Entries from a visual dataset
┌──
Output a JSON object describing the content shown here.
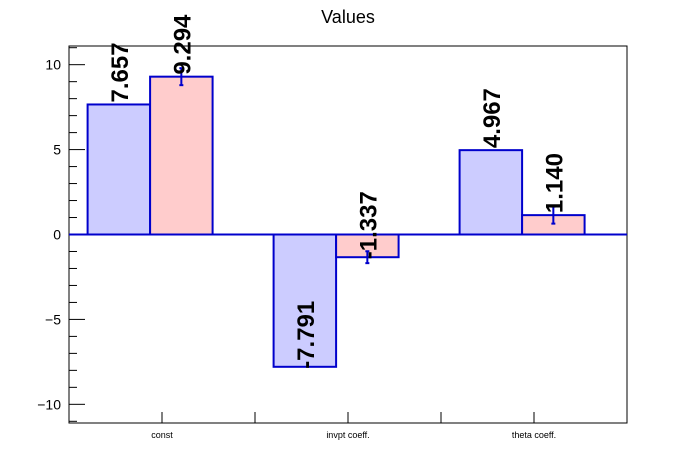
{
  "chart_data": {
    "type": "bar",
    "title": "Values",
    "xlabel": "",
    "ylabel": "",
    "categories": [
      "const",
      "invpt coeff.",
      "theta coeff."
    ],
    "series": [
      {
        "values": [
          7.657,
          -7.791,
          4.967
        ],
        "labels": [
          "7.657",
          "-7.791",
          "4.967"
        ],
        "color": "#ccccff"
      },
      {
        "values": [
          9.294,
          -1.337,
          1.14
        ],
        "labels": [
          "9.294",
          "-1.337",
          "1.140"
        ],
        "color": "#ffcccc",
        "errors": [
          0.5,
          0.35,
          0.5
        ]
      }
    ],
    "ylim": [
      -11.1,
      11.1
    ],
    "yticks": [
      -10,
      -5,
      0,
      5,
      10
    ],
    "ytick_labels": [
      "−10",
      "−5",
      "0",
      "5",
      "10"
    ],
    "edge_color": "#0000cc",
    "grid": false,
    "legend": "none"
  }
}
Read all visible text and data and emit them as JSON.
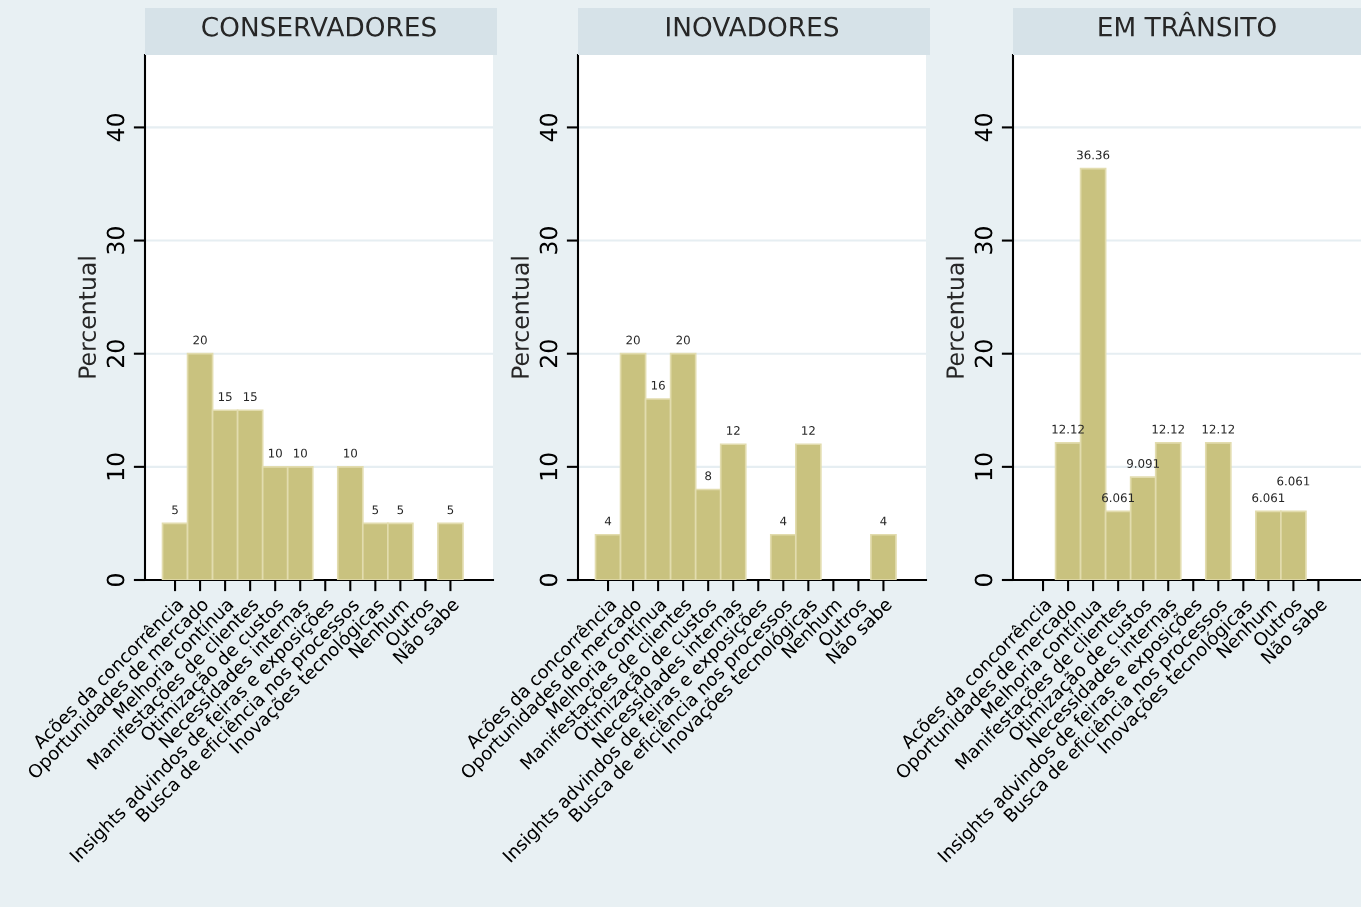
{
  "chart_data": [
    {
      "type": "bar",
      "title": "CONSERVADORES",
      "ylabel": "Percentual",
      "categories": [
        "Acões da concorrência",
        "Oportunidades de mercado",
        "Melhoria contínua",
        "Manifestações de clientes",
        "Otimização de custos",
        "Necessidades internas",
        "Insights advindos de feiras e exposições",
        "Busca de eficiência nos processos",
        "Inovações tecnológicas",
        "Nenhum",
        "Outros",
        "Não sabe"
      ],
      "values": [
        5,
        20,
        15,
        15,
        10,
        10,
        null,
        10,
        5,
        5,
        null,
        5
      ],
      "color": "#c9c27f",
      "ylim": [
        0,
        46.4
      ],
      "yticks": [
        0,
        10,
        20,
        30,
        40
      ],
      "grid": "y",
      "data_labels": true
    },
    {
      "type": "bar",
      "title": "INOVADORES",
      "ylabel": "Percentual",
      "categories": [
        "Acões da concorrência",
        "Oportunidades de mercado",
        "Melhoria contínua",
        "Manifestações de clientes",
        "Otimização de custos",
        "Necessidades internas",
        "Insights advindos de feiras e exposições",
        "Busca de eficiência nos processos",
        "Inovações tecnológicas",
        "Nenhum",
        "Outros",
        "Não sabe"
      ],
      "values": [
        4,
        20,
        16,
        20,
        8,
        12,
        null,
        4,
        12,
        null,
        null,
        4
      ],
      "color": "#c9c27f",
      "ylim": [
        0,
        46.4
      ],
      "yticks": [
        0,
        10,
        20,
        30,
        40
      ],
      "grid": "y",
      "data_labels": true
    },
    {
      "type": "bar",
      "title": "EM TRÂNSITO",
      "ylabel": "Percentual",
      "categories": [
        "Acões da concorrência",
        "Oportunidades de mercado",
        "Melhoria contínua",
        "Manifestações de clientes",
        "Otimização de custos",
        "Necessidades internas",
        "Insights advindos de feiras e exposições",
        "Busca de eficiência nos processos",
        "Inovações tecnológicas",
        "Nenhum",
        "Outros",
        "Não sabe"
      ],
      "values": [
        null,
        12.12,
        36.36,
        6.061,
        9.091,
        12.12,
        null,
        12.12,
        null,
        6.061,
        6.061,
        null
      ],
      "color": "#c9c27f",
      "ylim": [
        0,
        46.4
      ],
      "yticks": [
        0,
        10,
        20,
        30,
        40
      ],
      "grid": "y",
      "data_labels": true
    }
  ]
}
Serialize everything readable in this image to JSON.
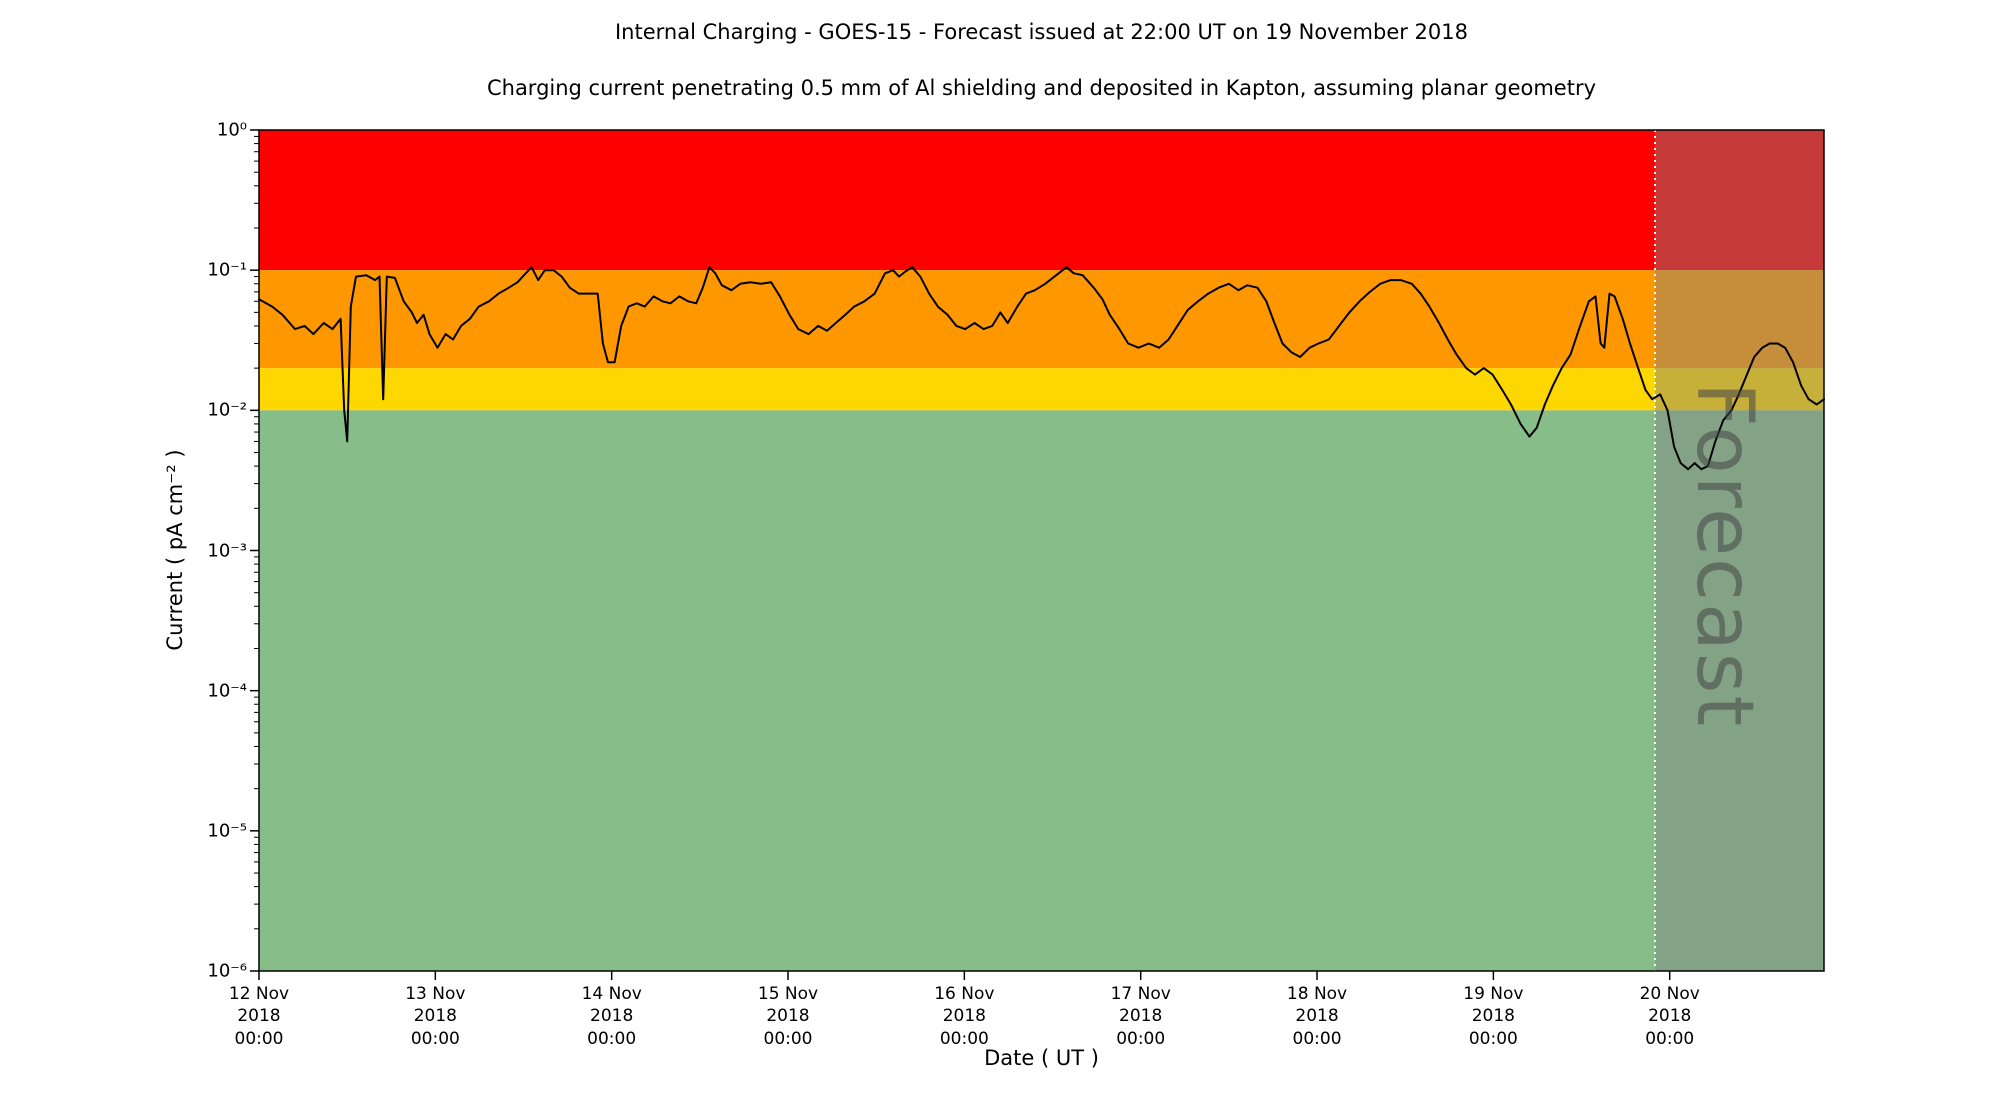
{
  "chart_data": {
    "type": "line",
    "title": "Internal Charging - GOES-15 - Forecast issued at 22:00 UT on 19 November 2018",
    "subtitle": "Charging current penetrating 0.5 mm of Al shielding and deposited in Kapton, assuming planar geometry",
    "xlabel": "Date ( UT )",
    "ylabel": "Current ( pA cm⁻² )",
    "y_scale": "log",
    "ylim": [
      1e-06,
      1.0
    ],
    "grid": false,
    "legend": "none",
    "y_ticks": [
      {
        "label": "10⁰",
        "value": 1
      },
      {
        "label": "10⁻¹",
        "value": 0.1
      },
      {
        "label": "10⁻²",
        "value": 0.01
      },
      {
        "label": "10⁻³",
        "value": 0.001
      },
      {
        "label": "10⁻⁴",
        "value": 0.0001
      },
      {
        "label": "10⁻⁵",
        "value": 1e-05
      },
      {
        "label": "10⁻⁶",
        "value": 1e-06
      }
    ],
    "x_range_hours": [
      0,
      213
    ],
    "x_ticks": [
      {
        "lines": [
          "12 Nov",
          "2018",
          "00:00"
        ],
        "hours": 0
      },
      {
        "lines": [
          "13 Nov",
          "2018",
          "00:00"
        ],
        "hours": 24
      },
      {
        "lines": [
          "14 Nov",
          "2018",
          "00:00"
        ],
        "hours": 48
      },
      {
        "lines": [
          "15 Nov",
          "2018",
          "00:00"
        ],
        "hours": 72
      },
      {
        "lines": [
          "16 Nov",
          "2018",
          "00:00"
        ],
        "hours": 96
      },
      {
        "lines": [
          "17 Nov",
          "2018",
          "00:00"
        ],
        "hours": 120
      },
      {
        "lines": [
          "18 Nov",
          "2018",
          "00:00"
        ],
        "hours": 144
      },
      {
        "lines": [
          "19 Nov",
          "2018",
          "00:00"
        ],
        "hours": 168
      },
      {
        "lines": [
          "20 Nov",
          "2018",
          "00:00"
        ],
        "hours": 192
      }
    ],
    "threshold_bands": [
      {
        "name": "red",
        "range": [
          0.1,
          1.0
        ],
        "color": "#ff0000"
      },
      {
        "name": "orange",
        "range": [
          0.02,
          0.1
        ],
        "color": "#ff9800"
      },
      {
        "name": "yellow",
        "range": [
          0.01,
          0.02
        ],
        "color": "#ffd700"
      },
      {
        "name": "green",
        "range": [
          1e-06,
          0.01
        ],
        "color": "#87bd89"
      }
    ],
    "forecast": {
      "label": "Forecast",
      "start_hours": 190,
      "start_time_ut": "19 Nov 2018 22:00",
      "overlay_color": "rgba(128,128,128,0.45)",
      "divider_color": "#ffffff"
    },
    "series": [
      {
        "name": "charging-current",
        "color": "#000000",
        "units": "pA cm⁻²",
        "points": [
          [
            0,
            0.062
          ],
          [
            1.8,
            0.055
          ],
          [
            3.2,
            0.048
          ],
          [
            4.9,
            0.038
          ],
          [
            6.2,
            0.04
          ],
          [
            7.4,
            0.035
          ],
          [
            8.8,
            0.042
          ],
          [
            10.0,
            0.038
          ],
          [
            11.1,
            0.045
          ],
          [
            11.6,
            0.01
          ],
          [
            12.0,
            0.006
          ],
          [
            12.5,
            0.055
          ],
          [
            13.2,
            0.09
          ],
          [
            14.6,
            0.092
          ],
          [
            15.8,
            0.085
          ],
          [
            16.4,
            0.09
          ],
          [
            16.9,
            0.012
          ],
          [
            17.4,
            0.09
          ],
          [
            18.5,
            0.088
          ],
          [
            19.7,
            0.06
          ],
          [
            20.8,
            0.05
          ],
          [
            21.5,
            0.042
          ],
          [
            22.4,
            0.048
          ],
          [
            23.2,
            0.035
          ],
          [
            24.3,
            0.028
          ],
          [
            25.4,
            0.035
          ],
          [
            26.4,
            0.032
          ],
          [
            27.5,
            0.04
          ],
          [
            28.7,
            0.045
          ],
          [
            29.9,
            0.055
          ],
          [
            31.3,
            0.06
          ],
          [
            32.6,
            0.068
          ],
          [
            34.0,
            0.075
          ],
          [
            35.2,
            0.082
          ],
          [
            36.3,
            0.095
          ],
          [
            37.1,
            0.105
          ],
          [
            38.0,
            0.085
          ],
          [
            38.9,
            0.1
          ],
          [
            40.1,
            0.1
          ],
          [
            41.2,
            0.09
          ],
          [
            42.3,
            0.075
          ],
          [
            43.5,
            0.068
          ],
          [
            44.9,
            0.068
          ],
          [
            46.1,
            0.068
          ],
          [
            46.8,
            0.03
          ],
          [
            47.5,
            0.022
          ],
          [
            48.4,
            0.022
          ],
          [
            49.3,
            0.04
          ],
          [
            50.3,
            0.055
          ],
          [
            51.4,
            0.058
          ],
          [
            52.5,
            0.055
          ],
          [
            53.7,
            0.065
          ],
          [
            54.9,
            0.06
          ],
          [
            56.0,
            0.058
          ],
          [
            57.2,
            0.065
          ],
          [
            58.4,
            0.06
          ],
          [
            59.5,
            0.058
          ],
          [
            60.4,
            0.075
          ],
          [
            61.3,
            0.105
          ],
          [
            62.1,
            0.095
          ],
          [
            63.0,
            0.078
          ],
          [
            64.3,
            0.072
          ],
          [
            65.5,
            0.08
          ],
          [
            66.9,
            0.082
          ],
          [
            68.3,
            0.08
          ],
          [
            69.7,
            0.082
          ],
          [
            70.9,
            0.065
          ],
          [
            72.2,
            0.048
          ],
          [
            73.4,
            0.038
          ],
          [
            74.8,
            0.035
          ],
          [
            76.1,
            0.04
          ],
          [
            77.3,
            0.037
          ],
          [
            78.5,
            0.042
          ],
          [
            79.8,
            0.048
          ],
          [
            81.0,
            0.055
          ],
          [
            82.4,
            0.06
          ],
          [
            83.8,
            0.068
          ],
          [
            85.2,
            0.095
          ],
          [
            86.3,
            0.1
          ],
          [
            87.1,
            0.09
          ],
          [
            88.0,
            0.098
          ],
          [
            88.9,
            0.105
          ],
          [
            90.0,
            0.09
          ],
          [
            91.2,
            0.068
          ],
          [
            92.4,
            0.055
          ],
          [
            93.7,
            0.048
          ],
          [
            94.9,
            0.04
          ],
          [
            96.1,
            0.038
          ],
          [
            97.4,
            0.042
          ],
          [
            98.6,
            0.038
          ],
          [
            99.8,
            0.04
          ],
          [
            100.9,
            0.05
          ],
          [
            101.9,
            0.042
          ],
          [
            103.2,
            0.055
          ],
          [
            104.4,
            0.068
          ],
          [
            105.6,
            0.072
          ],
          [
            107.0,
            0.08
          ],
          [
            108.5,
            0.092
          ],
          [
            109.9,
            0.105
          ],
          [
            110.9,
            0.095
          ],
          [
            112.1,
            0.092
          ],
          [
            113.6,
            0.075
          ],
          [
            114.8,
            0.062
          ],
          [
            115.8,
            0.048
          ],
          [
            117.1,
            0.038
          ],
          [
            118.3,
            0.03
          ],
          [
            119.7,
            0.028
          ],
          [
            121.1,
            0.03
          ],
          [
            122.5,
            0.028
          ],
          [
            123.8,
            0.032
          ],
          [
            125.0,
            0.04
          ],
          [
            126.4,
            0.052
          ],
          [
            127.8,
            0.06
          ],
          [
            129.2,
            0.068
          ],
          [
            130.6,
            0.075
          ],
          [
            132.0,
            0.08
          ],
          [
            133.3,
            0.072
          ],
          [
            134.5,
            0.078
          ],
          [
            135.9,
            0.075
          ],
          [
            137.1,
            0.06
          ],
          [
            138.2,
            0.042
          ],
          [
            139.3,
            0.03
          ],
          [
            140.5,
            0.026
          ],
          [
            141.7,
            0.024
          ],
          [
            143.0,
            0.028
          ],
          [
            144.2,
            0.03
          ],
          [
            145.6,
            0.032
          ],
          [
            147.0,
            0.04
          ],
          [
            148.4,
            0.05
          ],
          [
            149.8,
            0.06
          ],
          [
            151.2,
            0.07
          ],
          [
            152.6,
            0.08
          ],
          [
            154.0,
            0.085
          ],
          [
            155.4,
            0.085
          ],
          [
            156.9,
            0.08
          ],
          [
            158.1,
            0.068
          ],
          [
            159.3,
            0.055
          ],
          [
            160.6,
            0.042
          ],
          [
            161.8,
            0.032
          ],
          [
            163.0,
            0.025
          ],
          [
            164.3,
            0.02
          ],
          [
            165.5,
            0.018
          ],
          [
            166.7,
            0.02
          ],
          [
            167.9,
            0.018
          ],
          [
            169.2,
            0.014
          ],
          [
            170.4,
            0.011
          ],
          [
            171.7,
            0.008
          ],
          [
            172.9,
            0.0065
          ],
          [
            173.9,
            0.0075
          ],
          [
            175.0,
            0.011
          ],
          [
            176.1,
            0.015
          ],
          [
            177.3,
            0.02
          ],
          [
            178.5,
            0.025
          ],
          [
            179.8,
            0.04
          ],
          [
            181.0,
            0.06
          ],
          [
            181.9,
            0.065
          ],
          [
            182.6,
            0.03
          ],
          [
            183.1,
            0.028
          ],
          [
            183.8,
            0.068
          ],
          [
            184.5,
            0.065
          ],
          [
            185.6,
            0.045
          ],
          [
            186.6,
            0.03
          ],
          [
            187.7,
            0.02
          ],
          [
            188.7,
            0.014
          ],
          [
            189.6,
            0.012
          ],
          [
            190.7,
            0.013
          ],
          [
            191.7,
            0.01
          ],
          [
            192.6,
            0.0055
          ],
          [
            193.5,
            0.0042
          ],
          [
            194.5,
            0.0038
          ],
          [
            195.4,
            0.0042
          ],
          [
            196.3,
            0.0038
          ],
          [
            197.2,
            0.004
          ],
          [
            198.2,
            0.006
          ],
          [
            199.3,
            0.0085
          ],
          [
            200.4,
            0.01
          ],
          [
            201.4,
            0.013
          ],
          [
            202.5,
            0.018
          ],
          [
            203.5,
            0.024
          ],
          [
            204.6,
            0.028
          ],
          [
            205.6,
            0.03
          ],
          [
            206.7,
            0.03
          ],
          [
            207.7,
            0.028
          ],
          [
            208.8,
            0.022
          ],
          [
            209.9,
            0.015
          ],
          [
            210.9,
            0.012
          ],
          [
            212.0,
            0.011
          ],
          [
            213.0,
            0.012
          ]
        ]
      }
    ]
  }
}
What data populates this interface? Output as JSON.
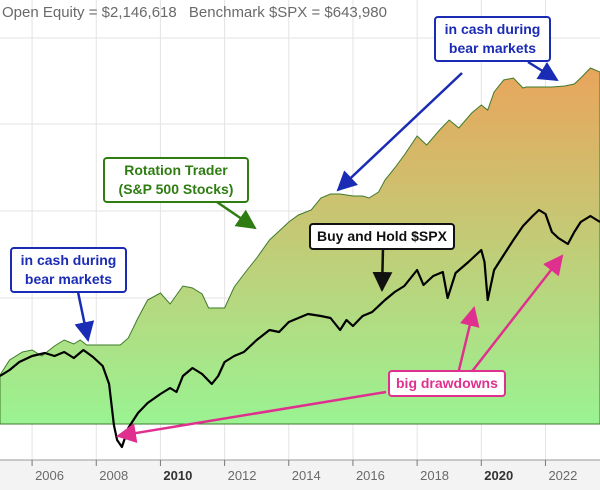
└──
WORK TO DO: Scan the material above for the word "this". Copy each line where it occurs.

RESULT BELOW:
Serialize everything readable in this image to JSON.
What data populates this interface? Output as JSON.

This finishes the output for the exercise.